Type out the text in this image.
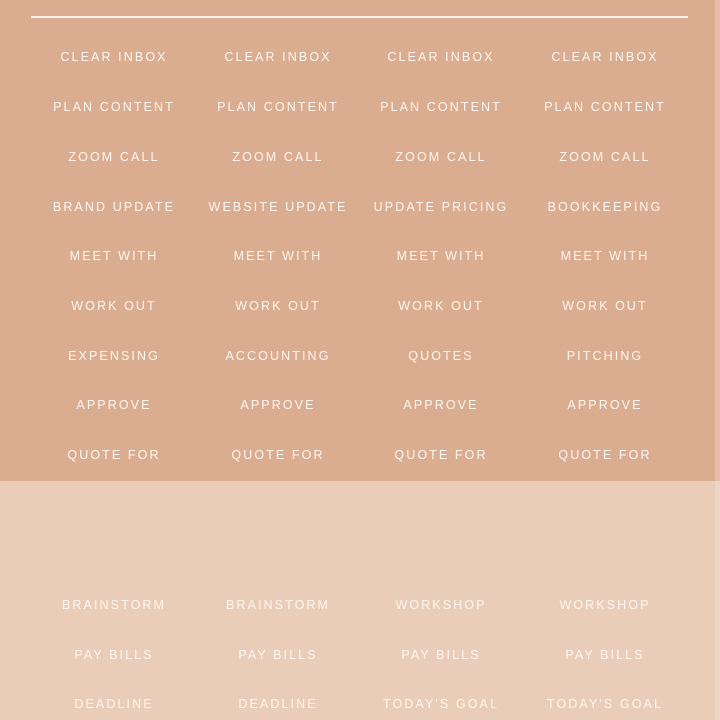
CLEAR INBOX	CLEAR INBOX	CLEAR INBOX	CLEAR INBOX
PLAN CONTENT	PLAN CONTENT	PLAN CONTENT	PLAN CONTENT
ZOOM CALL	ZOOM CALL	ZOOM CALL	ZOOM CALL
BRAND UPDATE	WEBSITE UPDATE	UPDATE PRICING	BOOKKEEPING
MEET WITH	MEET WITH	MEET WITH	MEET WITH
WORK OUT	WORK OUT	WORK OUT	WORK OUT
EXPENSING	ACCOUNTING	QUOTES	PITCHING
APPROVE	APPROVE	APPROVE	APPROVE
QUOTE FOR	QUOTE FOR	QUOTE FOR	QUOTE FOR
BRAINSTORM	BRAINSTORM	WORKSHOP	WORKSHOP
PAY BILLS	PAY BILLS	PAY BILLS	PAY BILLS
DEADLINE	DEADLINE	TODAY'S GOAL	TODAY'S GOAL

- - -

# Written instruction
Reproduce the listing exactly. Leave its pictures out.

# Solved problem
Type out the text in this image.
CLEAR INBOX	CLEAR INBOX	CLEAR INBOX	CLEAR INBOX
PLAN CONTENT	PLAN CONTENT	PLAN CONTENT	PLAN CONTENT
ZOOM CALL	ZOOM CALL	ZOOM CALL	ZOOM CALL
BRAND UPDATE	WEBSITE UPDATE	UPDATE PRICING	BOOKKEEPING
MEET WITH	MEET WITH	MEET WITH	MEET WITH
WORK OUT	WORK OUT	WORK OUT	WORK OUT
EXPENSING	ACCOUNTING	QUOTES	PITCHING
APPROVE	APPROVE	APPROVE	APPROVE
QUOTE FOR	QUOTE FOR	QUOTE FOR	QUOTE FOR
BRAINSTORM	BRAINSTORM	WORKSHOP	WORKSHOP
PAY BILLS	PAY BILLS	PAY BILLS	PAY BILLS
DEADLINE	DEADLINE	TODAY'S GOAL	TODAY'S GOAL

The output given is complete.